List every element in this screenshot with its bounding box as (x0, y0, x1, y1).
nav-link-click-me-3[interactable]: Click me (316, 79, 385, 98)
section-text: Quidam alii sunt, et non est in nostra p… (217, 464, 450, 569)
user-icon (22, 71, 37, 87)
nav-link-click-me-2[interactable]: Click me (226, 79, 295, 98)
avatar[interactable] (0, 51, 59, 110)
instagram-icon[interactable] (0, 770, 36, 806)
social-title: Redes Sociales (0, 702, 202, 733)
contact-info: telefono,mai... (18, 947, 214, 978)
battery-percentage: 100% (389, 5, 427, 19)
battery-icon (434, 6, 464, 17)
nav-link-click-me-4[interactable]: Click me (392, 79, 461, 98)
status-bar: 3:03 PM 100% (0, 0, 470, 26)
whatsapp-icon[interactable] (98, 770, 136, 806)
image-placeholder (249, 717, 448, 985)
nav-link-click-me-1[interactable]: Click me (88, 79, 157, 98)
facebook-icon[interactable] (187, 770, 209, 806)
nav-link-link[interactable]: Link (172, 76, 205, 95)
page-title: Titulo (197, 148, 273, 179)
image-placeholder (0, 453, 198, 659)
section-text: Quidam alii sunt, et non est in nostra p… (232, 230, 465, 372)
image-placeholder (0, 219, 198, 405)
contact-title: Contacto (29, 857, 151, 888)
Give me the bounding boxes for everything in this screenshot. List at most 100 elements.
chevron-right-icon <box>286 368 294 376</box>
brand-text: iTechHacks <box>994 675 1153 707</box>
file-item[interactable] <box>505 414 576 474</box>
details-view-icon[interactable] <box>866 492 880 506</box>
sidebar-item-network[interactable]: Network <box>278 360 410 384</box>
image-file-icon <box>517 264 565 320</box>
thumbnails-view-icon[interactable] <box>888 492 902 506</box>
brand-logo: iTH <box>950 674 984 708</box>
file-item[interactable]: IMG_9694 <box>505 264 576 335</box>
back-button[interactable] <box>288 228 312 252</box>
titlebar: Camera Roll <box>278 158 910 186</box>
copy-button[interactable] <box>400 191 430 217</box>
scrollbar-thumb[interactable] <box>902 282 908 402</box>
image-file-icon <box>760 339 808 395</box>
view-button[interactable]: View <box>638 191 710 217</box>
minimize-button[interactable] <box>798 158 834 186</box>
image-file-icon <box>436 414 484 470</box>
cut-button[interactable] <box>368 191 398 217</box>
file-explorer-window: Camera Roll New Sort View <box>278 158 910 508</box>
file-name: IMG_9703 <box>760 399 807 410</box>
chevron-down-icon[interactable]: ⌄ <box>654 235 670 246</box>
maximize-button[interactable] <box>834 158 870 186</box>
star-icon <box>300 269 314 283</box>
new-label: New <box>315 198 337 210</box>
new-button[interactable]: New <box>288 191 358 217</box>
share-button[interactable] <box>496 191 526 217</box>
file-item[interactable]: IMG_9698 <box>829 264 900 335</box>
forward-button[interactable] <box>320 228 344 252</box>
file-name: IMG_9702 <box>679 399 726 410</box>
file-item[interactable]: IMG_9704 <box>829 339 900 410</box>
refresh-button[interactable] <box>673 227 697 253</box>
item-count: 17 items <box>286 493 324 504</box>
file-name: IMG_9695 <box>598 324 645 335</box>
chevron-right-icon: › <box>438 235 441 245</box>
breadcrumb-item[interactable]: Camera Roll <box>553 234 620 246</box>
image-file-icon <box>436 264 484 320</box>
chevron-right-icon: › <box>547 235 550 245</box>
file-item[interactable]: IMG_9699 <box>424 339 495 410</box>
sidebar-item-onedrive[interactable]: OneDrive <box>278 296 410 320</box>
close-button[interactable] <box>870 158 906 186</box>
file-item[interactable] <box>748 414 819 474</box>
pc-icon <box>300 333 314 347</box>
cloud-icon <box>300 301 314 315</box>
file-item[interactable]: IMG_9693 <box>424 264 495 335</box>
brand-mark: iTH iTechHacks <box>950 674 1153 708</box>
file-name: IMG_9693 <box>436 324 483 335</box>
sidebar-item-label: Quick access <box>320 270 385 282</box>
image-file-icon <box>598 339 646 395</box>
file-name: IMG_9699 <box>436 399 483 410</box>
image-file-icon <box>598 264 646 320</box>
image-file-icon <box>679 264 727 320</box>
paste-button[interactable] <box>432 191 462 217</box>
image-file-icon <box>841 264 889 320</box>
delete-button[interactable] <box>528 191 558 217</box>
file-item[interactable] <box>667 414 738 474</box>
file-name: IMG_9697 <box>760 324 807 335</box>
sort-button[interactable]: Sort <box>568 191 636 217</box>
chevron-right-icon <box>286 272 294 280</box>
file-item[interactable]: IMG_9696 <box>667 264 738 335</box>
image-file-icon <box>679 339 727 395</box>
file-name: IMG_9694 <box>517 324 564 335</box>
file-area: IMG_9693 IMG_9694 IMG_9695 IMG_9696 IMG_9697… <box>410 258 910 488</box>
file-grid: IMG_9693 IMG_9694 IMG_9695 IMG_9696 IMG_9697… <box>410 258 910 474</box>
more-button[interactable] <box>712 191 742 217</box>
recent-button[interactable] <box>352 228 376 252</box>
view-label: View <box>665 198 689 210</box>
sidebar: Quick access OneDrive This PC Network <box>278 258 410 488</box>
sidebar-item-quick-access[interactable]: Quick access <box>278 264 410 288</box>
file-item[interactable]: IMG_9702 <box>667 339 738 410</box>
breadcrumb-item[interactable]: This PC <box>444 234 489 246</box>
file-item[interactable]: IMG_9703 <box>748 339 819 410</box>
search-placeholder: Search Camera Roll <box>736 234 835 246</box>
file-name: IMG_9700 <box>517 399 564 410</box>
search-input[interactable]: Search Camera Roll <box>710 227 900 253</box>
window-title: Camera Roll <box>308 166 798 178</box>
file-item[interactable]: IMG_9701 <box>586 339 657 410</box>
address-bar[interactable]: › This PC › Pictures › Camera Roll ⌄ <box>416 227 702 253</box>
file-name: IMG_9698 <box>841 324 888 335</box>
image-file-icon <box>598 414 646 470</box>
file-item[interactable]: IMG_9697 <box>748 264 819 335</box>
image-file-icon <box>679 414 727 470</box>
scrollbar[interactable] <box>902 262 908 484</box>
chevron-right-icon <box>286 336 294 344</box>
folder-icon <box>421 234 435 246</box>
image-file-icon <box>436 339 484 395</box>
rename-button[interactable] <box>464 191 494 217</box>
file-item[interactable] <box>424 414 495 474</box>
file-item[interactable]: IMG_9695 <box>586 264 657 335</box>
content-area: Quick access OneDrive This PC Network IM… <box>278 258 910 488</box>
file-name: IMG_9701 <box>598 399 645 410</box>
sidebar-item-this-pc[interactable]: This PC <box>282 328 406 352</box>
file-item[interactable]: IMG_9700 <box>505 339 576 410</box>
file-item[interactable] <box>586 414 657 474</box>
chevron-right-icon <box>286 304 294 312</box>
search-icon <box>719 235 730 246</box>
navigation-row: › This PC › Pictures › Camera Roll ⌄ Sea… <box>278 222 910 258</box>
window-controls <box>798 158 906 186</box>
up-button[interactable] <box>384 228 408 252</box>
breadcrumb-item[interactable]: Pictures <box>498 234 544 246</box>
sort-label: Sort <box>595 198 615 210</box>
◇ ◇ ◇
### The problem
Please report each line in the entries above that contains the string "sidebar". Uppercase and lowercase count as different.

### Result of this task
sidebar-item-network[interactable]: Network <box>278 360 410 384</box>
sidebar-item-onedrive[interactable]: OneDrive <box>278 296 410 320</box>
sidebar-item-label: Quick access <box>320 270 385 282</box>
sidebar: Quick access OneDrive This PC Network <box>278 258 410 488</box>
sidebar-item-quick-access[interactable]: Quick access <box>278 264 410 288</box>
sidebar-item-this-pc[interactable]: This PC <box>282 328 406 352</box>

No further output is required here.